**Work required**
Tally the lines in the listing below that contain "used" and report the tally alone.

**Data entries**
------------------------------------

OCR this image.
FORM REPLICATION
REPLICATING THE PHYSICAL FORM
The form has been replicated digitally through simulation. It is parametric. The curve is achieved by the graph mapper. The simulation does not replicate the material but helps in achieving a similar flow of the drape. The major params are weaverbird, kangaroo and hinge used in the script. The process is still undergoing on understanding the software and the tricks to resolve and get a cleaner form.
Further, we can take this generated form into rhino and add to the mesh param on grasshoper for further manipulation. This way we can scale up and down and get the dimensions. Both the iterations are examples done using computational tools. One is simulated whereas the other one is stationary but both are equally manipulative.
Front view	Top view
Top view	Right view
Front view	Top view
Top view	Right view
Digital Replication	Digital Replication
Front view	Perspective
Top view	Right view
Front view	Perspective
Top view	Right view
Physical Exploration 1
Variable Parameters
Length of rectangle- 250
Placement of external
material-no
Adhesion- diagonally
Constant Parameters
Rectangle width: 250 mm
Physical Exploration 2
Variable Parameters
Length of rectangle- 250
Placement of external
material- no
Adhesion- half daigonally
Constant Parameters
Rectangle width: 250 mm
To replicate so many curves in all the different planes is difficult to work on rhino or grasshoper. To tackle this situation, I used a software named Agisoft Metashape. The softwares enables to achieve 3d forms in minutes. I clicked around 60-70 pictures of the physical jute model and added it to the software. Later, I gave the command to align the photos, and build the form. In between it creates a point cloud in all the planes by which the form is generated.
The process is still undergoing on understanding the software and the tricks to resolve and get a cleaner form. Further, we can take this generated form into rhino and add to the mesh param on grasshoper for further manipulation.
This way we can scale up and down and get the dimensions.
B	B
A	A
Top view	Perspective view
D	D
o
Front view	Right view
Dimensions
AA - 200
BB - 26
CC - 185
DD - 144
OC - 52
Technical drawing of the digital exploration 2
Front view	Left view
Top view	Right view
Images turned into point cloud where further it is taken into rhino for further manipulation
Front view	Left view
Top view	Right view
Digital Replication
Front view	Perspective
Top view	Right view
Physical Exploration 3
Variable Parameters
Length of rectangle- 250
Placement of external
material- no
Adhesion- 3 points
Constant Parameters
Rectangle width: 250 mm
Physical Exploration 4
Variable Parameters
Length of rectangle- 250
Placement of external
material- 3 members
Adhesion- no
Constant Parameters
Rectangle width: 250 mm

------------------------------------

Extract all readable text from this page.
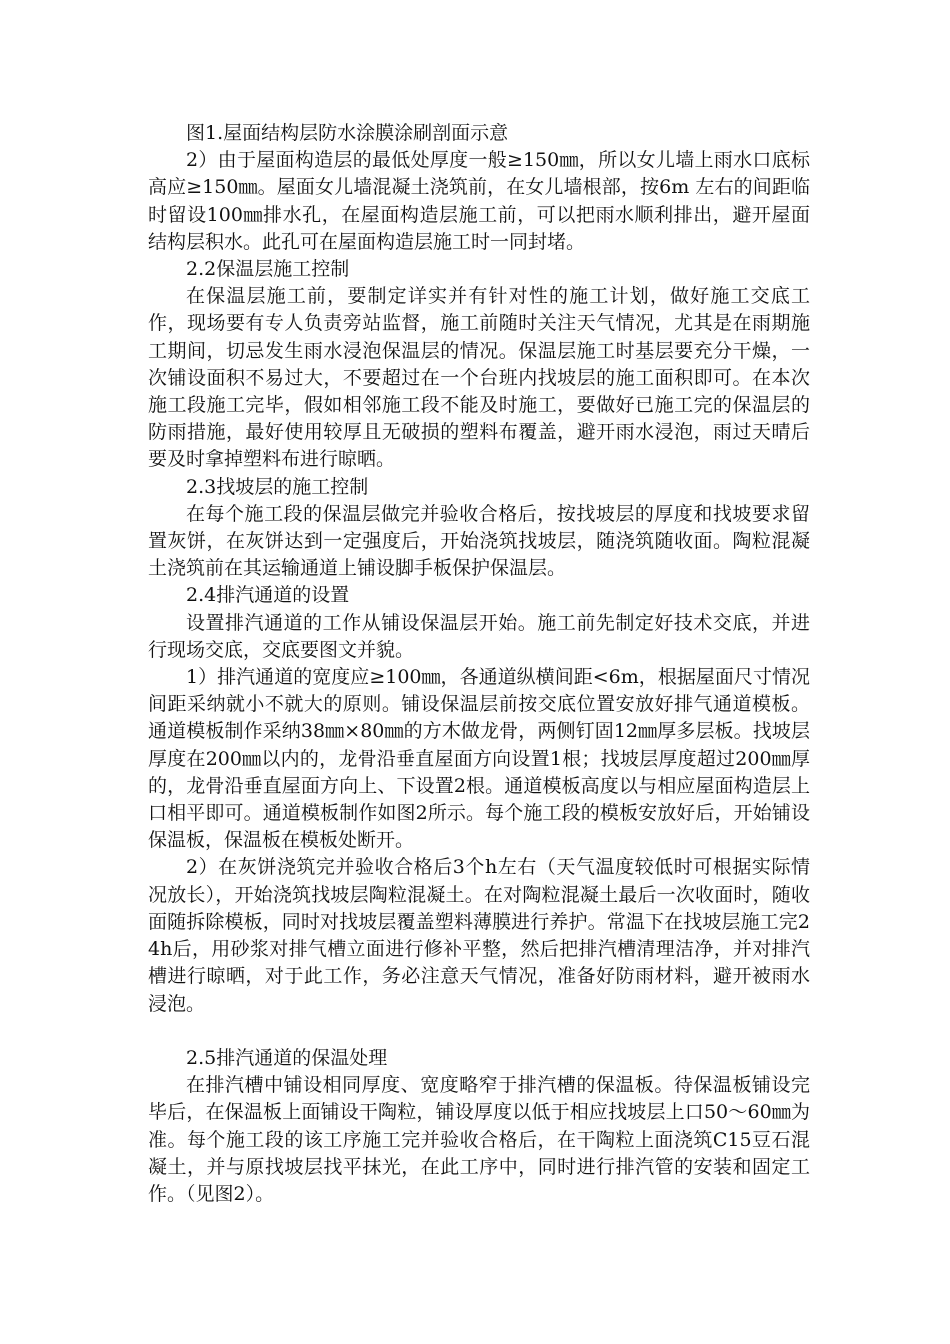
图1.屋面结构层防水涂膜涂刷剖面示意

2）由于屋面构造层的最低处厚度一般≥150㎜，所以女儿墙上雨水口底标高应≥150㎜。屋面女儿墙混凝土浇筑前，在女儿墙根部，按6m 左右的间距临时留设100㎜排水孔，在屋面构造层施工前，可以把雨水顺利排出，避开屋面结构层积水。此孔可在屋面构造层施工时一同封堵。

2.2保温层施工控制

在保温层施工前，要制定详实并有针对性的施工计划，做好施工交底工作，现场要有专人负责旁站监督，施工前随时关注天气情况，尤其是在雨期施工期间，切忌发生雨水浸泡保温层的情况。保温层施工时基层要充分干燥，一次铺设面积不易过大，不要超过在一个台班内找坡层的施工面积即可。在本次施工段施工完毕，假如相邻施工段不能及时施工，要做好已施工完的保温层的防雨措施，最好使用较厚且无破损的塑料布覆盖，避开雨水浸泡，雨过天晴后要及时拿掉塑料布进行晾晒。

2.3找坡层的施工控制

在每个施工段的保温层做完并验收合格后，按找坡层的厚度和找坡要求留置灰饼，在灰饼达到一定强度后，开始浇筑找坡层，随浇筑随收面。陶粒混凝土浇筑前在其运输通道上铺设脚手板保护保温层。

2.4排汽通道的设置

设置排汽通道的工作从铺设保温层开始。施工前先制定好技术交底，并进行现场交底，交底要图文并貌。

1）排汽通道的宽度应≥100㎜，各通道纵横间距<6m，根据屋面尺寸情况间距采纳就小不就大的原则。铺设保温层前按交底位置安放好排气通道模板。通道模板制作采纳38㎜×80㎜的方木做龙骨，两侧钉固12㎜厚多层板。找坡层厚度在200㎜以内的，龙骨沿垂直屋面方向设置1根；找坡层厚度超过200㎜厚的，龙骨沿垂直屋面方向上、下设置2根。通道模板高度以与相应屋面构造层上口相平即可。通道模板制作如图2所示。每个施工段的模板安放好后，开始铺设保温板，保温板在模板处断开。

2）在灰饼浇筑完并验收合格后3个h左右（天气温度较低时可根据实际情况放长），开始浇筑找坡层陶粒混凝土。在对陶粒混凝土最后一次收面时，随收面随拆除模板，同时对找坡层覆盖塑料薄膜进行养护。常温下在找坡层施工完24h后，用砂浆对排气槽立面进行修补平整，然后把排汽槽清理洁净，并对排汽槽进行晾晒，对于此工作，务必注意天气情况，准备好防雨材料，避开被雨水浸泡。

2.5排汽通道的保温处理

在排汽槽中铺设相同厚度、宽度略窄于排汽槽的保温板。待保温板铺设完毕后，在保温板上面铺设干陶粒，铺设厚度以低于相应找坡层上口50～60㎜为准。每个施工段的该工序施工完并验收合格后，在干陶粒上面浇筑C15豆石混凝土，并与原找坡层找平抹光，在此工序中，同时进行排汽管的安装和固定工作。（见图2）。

------------------------------------

**In response**
2